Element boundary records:

[BEGIN]

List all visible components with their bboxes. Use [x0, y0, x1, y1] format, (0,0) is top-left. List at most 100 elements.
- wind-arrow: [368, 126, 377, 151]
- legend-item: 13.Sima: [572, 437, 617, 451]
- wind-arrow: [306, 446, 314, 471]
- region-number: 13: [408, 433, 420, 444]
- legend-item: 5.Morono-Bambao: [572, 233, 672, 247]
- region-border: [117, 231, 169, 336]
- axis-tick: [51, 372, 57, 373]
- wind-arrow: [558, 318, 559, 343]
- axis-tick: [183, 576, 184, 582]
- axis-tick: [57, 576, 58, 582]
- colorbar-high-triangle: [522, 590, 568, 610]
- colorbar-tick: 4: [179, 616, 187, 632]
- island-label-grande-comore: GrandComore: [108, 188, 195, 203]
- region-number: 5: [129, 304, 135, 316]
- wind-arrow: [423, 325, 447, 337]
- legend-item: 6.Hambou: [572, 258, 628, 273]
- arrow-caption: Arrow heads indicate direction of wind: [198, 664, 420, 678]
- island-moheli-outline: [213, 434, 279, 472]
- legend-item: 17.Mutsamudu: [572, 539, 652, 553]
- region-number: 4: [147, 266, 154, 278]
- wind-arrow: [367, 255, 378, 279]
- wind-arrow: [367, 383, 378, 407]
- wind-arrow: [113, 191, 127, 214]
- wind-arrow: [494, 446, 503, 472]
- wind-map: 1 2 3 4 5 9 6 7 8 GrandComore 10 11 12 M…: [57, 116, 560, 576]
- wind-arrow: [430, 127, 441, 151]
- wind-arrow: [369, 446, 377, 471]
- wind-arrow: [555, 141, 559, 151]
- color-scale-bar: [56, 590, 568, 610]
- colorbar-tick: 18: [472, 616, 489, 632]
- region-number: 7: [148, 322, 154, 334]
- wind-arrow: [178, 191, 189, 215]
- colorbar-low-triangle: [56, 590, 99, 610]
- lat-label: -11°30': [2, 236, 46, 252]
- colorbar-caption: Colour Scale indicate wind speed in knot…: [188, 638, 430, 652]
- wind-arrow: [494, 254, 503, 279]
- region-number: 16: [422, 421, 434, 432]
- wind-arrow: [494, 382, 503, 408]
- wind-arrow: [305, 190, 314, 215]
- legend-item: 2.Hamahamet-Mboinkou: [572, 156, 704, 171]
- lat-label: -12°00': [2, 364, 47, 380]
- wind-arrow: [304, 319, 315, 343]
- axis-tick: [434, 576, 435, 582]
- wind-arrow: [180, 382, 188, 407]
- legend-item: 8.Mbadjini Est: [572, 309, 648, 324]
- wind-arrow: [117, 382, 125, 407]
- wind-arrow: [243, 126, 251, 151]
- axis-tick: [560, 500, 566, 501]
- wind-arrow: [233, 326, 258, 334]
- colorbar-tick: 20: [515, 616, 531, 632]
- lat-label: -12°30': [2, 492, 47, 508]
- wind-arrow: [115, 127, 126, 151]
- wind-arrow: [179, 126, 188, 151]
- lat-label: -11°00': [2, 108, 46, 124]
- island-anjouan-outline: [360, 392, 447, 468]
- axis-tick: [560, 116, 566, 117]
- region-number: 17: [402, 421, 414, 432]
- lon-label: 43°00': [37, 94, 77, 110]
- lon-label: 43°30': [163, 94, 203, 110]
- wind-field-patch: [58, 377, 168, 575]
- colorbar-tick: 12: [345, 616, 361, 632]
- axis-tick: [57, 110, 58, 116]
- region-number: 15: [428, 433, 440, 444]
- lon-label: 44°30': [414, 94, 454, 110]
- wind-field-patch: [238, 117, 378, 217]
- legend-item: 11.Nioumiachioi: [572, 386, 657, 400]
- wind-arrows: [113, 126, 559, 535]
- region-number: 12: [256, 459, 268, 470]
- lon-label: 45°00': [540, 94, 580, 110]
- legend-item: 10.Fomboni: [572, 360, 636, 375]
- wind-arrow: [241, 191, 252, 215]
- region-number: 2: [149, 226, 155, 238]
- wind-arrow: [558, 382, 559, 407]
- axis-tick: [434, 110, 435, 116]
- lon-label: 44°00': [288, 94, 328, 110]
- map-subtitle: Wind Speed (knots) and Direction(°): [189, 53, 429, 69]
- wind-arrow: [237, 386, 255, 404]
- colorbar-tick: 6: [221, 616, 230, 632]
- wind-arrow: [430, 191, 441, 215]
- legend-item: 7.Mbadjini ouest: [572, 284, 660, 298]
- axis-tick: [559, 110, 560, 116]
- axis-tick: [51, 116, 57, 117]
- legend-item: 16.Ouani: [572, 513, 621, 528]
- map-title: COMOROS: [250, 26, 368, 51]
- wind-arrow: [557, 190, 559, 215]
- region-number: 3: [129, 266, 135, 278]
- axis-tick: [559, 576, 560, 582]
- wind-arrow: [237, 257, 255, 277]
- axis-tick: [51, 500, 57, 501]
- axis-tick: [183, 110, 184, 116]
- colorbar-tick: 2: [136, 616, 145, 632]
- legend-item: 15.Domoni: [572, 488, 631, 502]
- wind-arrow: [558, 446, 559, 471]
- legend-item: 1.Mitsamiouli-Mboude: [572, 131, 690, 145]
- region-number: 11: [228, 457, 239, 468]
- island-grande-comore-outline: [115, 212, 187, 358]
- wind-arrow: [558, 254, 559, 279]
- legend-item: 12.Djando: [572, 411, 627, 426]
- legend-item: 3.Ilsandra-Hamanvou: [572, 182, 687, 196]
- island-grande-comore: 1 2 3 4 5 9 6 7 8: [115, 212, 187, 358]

[END]

| WRITTEN EXERCISE |
Write out the lines above from the first one through the line containing "- region-border: [117, 231, 169, 336]", including both ends.

| THE COMPLETED TASK |
List all visible components with their bboxes. Use [x0, y0, x1, y1] format, (0,0) is top-left. List at most 100 elements.
- wind-arrow: [368, 126, 377, 151]
- legend-item: 13.Sima: [572, 437, 617, 451]
- wind-arrow: [306, 446, 314, 471]
- region-number: 13: [408, 433, 420, 444]
- legend-item: 5.Morono-Bambao: [572, 233, 672, 247]
- region-border: [117, 231, 169, 336]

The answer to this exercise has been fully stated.